**Written exercise**
Every line of the data must be copied exactly.

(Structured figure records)
start

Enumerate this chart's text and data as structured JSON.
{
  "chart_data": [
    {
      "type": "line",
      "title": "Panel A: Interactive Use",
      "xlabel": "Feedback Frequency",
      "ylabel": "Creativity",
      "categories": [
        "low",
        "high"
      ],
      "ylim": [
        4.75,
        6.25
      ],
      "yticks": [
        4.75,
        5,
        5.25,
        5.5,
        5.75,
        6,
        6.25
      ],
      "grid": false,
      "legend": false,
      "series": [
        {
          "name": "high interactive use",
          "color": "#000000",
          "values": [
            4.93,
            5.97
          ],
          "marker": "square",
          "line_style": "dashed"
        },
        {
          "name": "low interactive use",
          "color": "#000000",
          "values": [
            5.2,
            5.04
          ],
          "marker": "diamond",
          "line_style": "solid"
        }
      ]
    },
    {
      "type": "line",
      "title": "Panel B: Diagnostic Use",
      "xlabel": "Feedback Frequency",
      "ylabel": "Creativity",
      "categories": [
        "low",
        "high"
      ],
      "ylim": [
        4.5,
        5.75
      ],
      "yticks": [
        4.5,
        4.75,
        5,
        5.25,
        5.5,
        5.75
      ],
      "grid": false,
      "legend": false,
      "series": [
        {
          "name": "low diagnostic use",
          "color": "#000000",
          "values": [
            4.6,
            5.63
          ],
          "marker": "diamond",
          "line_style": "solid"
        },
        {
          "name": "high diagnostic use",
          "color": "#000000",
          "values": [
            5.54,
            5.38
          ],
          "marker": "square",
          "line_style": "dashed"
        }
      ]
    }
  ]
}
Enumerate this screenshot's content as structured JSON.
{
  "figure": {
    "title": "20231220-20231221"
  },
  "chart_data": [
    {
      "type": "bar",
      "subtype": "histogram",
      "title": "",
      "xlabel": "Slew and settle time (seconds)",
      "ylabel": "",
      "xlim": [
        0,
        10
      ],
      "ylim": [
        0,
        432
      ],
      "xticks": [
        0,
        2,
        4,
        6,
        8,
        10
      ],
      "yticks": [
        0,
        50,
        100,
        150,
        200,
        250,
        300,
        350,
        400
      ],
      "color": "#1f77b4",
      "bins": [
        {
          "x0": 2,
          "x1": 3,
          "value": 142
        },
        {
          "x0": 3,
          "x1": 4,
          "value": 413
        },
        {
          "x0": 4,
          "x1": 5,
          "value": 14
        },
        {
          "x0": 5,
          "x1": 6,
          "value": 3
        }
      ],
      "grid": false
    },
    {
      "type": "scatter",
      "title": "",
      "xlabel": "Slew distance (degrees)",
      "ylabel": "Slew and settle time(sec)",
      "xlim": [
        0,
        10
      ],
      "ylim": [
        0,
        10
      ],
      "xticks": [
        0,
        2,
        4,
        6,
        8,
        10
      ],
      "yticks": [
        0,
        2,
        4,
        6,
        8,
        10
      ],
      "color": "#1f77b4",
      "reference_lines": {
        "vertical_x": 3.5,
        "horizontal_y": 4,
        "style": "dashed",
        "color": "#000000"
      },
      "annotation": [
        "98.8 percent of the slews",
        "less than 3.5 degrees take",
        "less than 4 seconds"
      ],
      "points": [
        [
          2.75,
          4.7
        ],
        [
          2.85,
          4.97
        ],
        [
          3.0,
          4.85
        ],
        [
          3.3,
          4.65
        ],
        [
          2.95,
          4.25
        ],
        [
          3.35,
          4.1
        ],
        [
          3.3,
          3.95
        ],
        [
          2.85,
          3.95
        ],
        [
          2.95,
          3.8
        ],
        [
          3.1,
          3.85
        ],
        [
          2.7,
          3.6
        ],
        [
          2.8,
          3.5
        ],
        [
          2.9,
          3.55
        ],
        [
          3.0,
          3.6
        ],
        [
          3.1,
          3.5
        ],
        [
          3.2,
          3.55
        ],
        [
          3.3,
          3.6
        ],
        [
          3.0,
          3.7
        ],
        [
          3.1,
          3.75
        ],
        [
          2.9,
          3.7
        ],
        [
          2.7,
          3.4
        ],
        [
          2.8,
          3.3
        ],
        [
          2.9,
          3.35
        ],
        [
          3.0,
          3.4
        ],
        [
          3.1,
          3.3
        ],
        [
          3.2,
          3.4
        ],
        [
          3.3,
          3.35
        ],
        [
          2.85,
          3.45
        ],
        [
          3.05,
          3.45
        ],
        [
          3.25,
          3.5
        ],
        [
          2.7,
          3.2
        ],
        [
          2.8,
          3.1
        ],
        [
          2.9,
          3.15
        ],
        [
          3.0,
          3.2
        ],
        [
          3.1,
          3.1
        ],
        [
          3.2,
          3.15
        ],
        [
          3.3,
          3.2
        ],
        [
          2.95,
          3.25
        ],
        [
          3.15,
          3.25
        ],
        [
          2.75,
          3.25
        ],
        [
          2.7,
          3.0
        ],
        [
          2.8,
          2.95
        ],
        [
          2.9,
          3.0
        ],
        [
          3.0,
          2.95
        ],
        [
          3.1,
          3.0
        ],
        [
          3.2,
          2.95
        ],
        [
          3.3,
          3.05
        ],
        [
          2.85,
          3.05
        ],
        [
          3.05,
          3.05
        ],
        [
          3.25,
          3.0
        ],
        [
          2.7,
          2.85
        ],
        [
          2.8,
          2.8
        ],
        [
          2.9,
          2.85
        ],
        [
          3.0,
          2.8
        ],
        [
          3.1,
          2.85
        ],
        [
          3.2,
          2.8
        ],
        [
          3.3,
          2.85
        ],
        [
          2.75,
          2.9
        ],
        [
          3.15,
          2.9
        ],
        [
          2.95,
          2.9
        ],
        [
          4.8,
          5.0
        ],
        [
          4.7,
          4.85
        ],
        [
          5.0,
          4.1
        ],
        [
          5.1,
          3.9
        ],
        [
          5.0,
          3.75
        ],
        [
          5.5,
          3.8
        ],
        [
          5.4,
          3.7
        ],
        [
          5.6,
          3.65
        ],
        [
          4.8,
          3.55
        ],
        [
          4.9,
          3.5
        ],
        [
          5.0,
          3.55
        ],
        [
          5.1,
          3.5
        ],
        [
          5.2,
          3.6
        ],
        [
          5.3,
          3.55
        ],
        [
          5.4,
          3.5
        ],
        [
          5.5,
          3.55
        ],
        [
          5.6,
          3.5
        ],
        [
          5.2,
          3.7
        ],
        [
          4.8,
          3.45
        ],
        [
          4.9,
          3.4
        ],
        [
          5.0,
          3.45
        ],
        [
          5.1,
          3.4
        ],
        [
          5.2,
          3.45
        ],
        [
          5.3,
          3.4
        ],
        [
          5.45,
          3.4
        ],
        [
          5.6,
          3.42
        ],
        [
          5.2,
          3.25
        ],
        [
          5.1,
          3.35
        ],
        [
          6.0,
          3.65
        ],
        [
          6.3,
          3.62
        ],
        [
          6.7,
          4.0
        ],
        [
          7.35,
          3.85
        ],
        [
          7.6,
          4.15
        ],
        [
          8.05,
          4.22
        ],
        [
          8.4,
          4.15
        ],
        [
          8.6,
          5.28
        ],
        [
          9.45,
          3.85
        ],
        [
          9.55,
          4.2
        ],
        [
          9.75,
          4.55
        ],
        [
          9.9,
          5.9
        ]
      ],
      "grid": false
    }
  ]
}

end

**The reply**
Enumerate this chart's text and data as structured JSON.
{
  "chart_data": [
    {
      "type": "line",
      "title": "Panel A: Interactive Use",
      "xlabel": "Feedback Frequency",
      "ylabel": "Creativity",
      "categories": [
        "low",
        "high"
      ],
      "ylim": [
        4.75,
        6.25
      ],
      "yticks": [
        4.75,
        5,
        5.25,
        5.5,
        5.75,
        6,
        6.25
      ],
      "grid": false,
      "legend": false,
      "series": [
        {
          "name": "high interactive use",
          "color": "#000000",
          "values": [
            4.93,
            5.97
          ],
          "marker": "square",
          "line_style": "dashed"
        },
        {
          "name": "low interactive use",
          "color": "#000000",
          "values": [
            5.2,
            5.04
          ],
          "marker": "diamond",
          "line_style": "solid"
        }
      ]
    },
    {
      "type": "line",
      "title": "Panel B: Diagnostic Use",
      "xlabel": "Feedback Frequency",
      "ylabel": "Creativity",
      "categories": [
        "low",
        "high"
      ],
      "ylim": [
        4.5,
        5.75
      ],
      "yticks": [
        4.5,
        4.75,
        5,
        5.25,
        5.5,
        5.75
      ],
      "grid": false,
      "legend": false,
      "series": [
        {
          "name": "low diagnostic use",
          "color": "#000000",
          "values": [
            4.6,
            5.63
          ],
          "marker": "diamond",
          "line_style": "solid"
        },
        {
          "name": "high diagnostic use",
          "color": "#000000",
          "values": [
            5.54,
            5.38
          ],
          "marker": "square",
          "line_style": "dashed"
        }
      ]
    }
  ]
}
Enumerate this screenshot's content as structured JSON.
{
  "figure": {
    "title": "20231220-20231221"
  },
  "chart_data": [
    {
      "type": "bar",
      "subtype": "histogram",
      "title": "",
      "xlabel": "Slew and settle time (seconds)",
      "ylabel": "",
      "xlim": [
        0,
        10
      ],
      "ylim": [
        0,
        432
      ],
      "xticks": [
        0,
        2,
        4,
        6,
        8,
        10
      ],
      "yticks": [
        0,
        50,
        100,
        150,
        200,
        250,
        300,
        350,
        400
      ],
      "color": "#1f77b4",
      "bins": [
        {
          "x0": 2,
          "x1": 3,
          "value": 142
        },
        {
          "x0": 3,
          "x1": 4,
          "value": 413
        },
        {
          "x0": 4,
          "x1": 5,
          "value": 14
        },
        {
          "x0": 5,
          "x1": 6,
          "value": 3
        }
      ],
      "grid": false
    },
    {
      "type": "scatter",
      "title": "",
      "xlabel": "Slew distance (degrees)",
      "ylabel": "Slew and settle time(sec)",
      "xlim": [
        0,
        10
      ],
      "ylim": [
        0,
        10
      ],
      "xticks": [
        0,
        2,
        4,
        6,
        8,
        10
      ],
      "yticks": [
        0,
        2,
        4,
        6,
        8,
        10
      ],
      "color": "#1f77b4",
      "reference_lines": {
        "vertical_x": 3.5,
        "horizontal_y": 4,
        "style": "dashed",
        "color": "#000000"
      },
      "annotation": [
        "98.8 percent of the slews",
        "less than 3.5 degrees take",
        "less than 4 seconds"
      ],
      "points": [
        [
          2.75,
          4.7
        ],
        [
          2.85,
          4.97
        ],
        [
          3.0,
          4.85
        ],
        [
          3.3,
          4.65
        ],
        [
          2.95,
          4.25
        ],
        [
          3.35,
          4.1
        ],
        [
          3.3,
          3.95
        ],
        [
          2.85,
          3.95
        ],
        [
          2.95,
          3.8
        ],
        [
          3.1,
          3.85
        ],
        [
          2.7,
          3.6
        ],
        [
          2.8,
          3.5
        ],
        [
          2.9,
          3.55
        ],
        [
          3.0,
          3.6
        ],
        [
          3.1,
          3.5
        ],
        [
          3.2,
          3.55
        ],
        [
          3.3,
          3.6
        ],
        [
          3.0,
          3.7
        ],
        [
          3.1,
          3.75
        ],
        [
          2.9,
          3.7
        ],
        [
          2.7,
          3.4
        ],
        [
          2.8,
          3.3
        ],
        [
          2.9,
          3.35
        ],
        [
          3.0,
          3.4
        ],
        [
          3.1,
          3.3
        ],
        [
          3.2,
          3.4
        ],
        [
          3.3,
          3.35
        ],
        [
          2.85,
          3.45
        ],
        [
          3.05,
          3.45
        ],
        [
          3.25,
          3.5
        ],
        [
          2.7,
          3.2
        ],
        [
          2.8,
          3.1
        ],
        [
          2.9,
          3.15
        ],
        [
          3.0,
          3.2
        ],
        [
          3.1,
          3.1
        ],
        [
          3.2,
          3.15
        ],
        [
          3.3,
          3.2
        ],
        [
          2.95,
          3.25
        ],
        [
          3.15,
          3.25
        ],
        [
          2.75,
          3.25
        ],
        [
          2.7,
          3.0
        ],
        [
          2.8,
          2.95
        ],
        [
          2.9,
          3.0
        ],
        [
          3.0,
          2.95
        ],
        [
          3.1,
          3.0
        ],
        [
          3.2,
          2.95
        ],
        [
          3.3,
          3.05
        ],
        [
          2.85,
          3.05
        ],
        [
          3.05,
          3.05
        ],
        [
          3.25,
          3.0
        ],
        [
          2.7,
          2.85
        ],
        [
          2.8,
          2.8
        ],
        [
          2.9,
          2.85
        ],
        [
          3.0,
          2.8
        ],
        [
          3.1,
          2.85
        ],
        [
          3.2,
          2.8
        ],
        [
          3.3,
          2.85
        ],
        [
          2.75,
          2.9
        ],
        [
          3.15,
          2.9
        ],
        [
          2.95,
          2.9
        ],
        [
          4.8,
          5.0
        ],
        [
          4.7,
          4.85
        ],
        [
          5.0,
          4.1
        ],
        [
          5.1,
          3.9
        ],
        [
          5.0,
          3.75
        ],
        [
          5.5,
          3.8
        ],
        [
          5.4,
          3.7
        ],
        [
          5.6,
          3.65
        ],
        [
          4.8,
          3.55
        ],
        [
          4.9,
          3.5
        ],
        [
          5.0,
          3.55
        ],
        [
          5.1,
          3.5
        ],
        [
          5.2,
          3.6
        ],
        [
          5.3,
          3.55
        ],
        [
          5.4,
          3.5
        ],
        [
          5.5,
          3.55
        ],
        [
          5.6,
          3.5
        ],
        [
          5.2,
          3.7
        ],
        [
          4.8,
          3.45
        ],
        [
          4.9,
          3.4
        ],
        [
          5.0,
          3.45
        ],
        [
          5.1,
          3.4
        ],
        [
          5.2,
          3.45
        ],
        [
          5.3,
          3.4
        ],
        [
          5.45,
          3.4
        ],
        [
          5.6,
          3.42
        ],
        [
          5.2,
          3.25
        ],
        [
          5.1,
          3.35
        ],
        [
          6.0,
          3.65
        ],
        [
          6.3,
          3.62
        ],
        [
          6.7,
          4.0
        ],
        [
          7.35,
          3.85
        ],
        [
          7.6,
          4.15
        ],
        [
          8.05,
          4.22
        ],
        [
          8.4,
          4.15
        ],
        [
          8.6,
          5.28
        ],
        [
          9.45,
          3.85
        ],
        [
          9.55,
          4.2
        ],
        [
          9.75,
          4.55
        ],
        [
          9.9,
          5.9
        ]
      ],
      "grid": false
    }
  ]
}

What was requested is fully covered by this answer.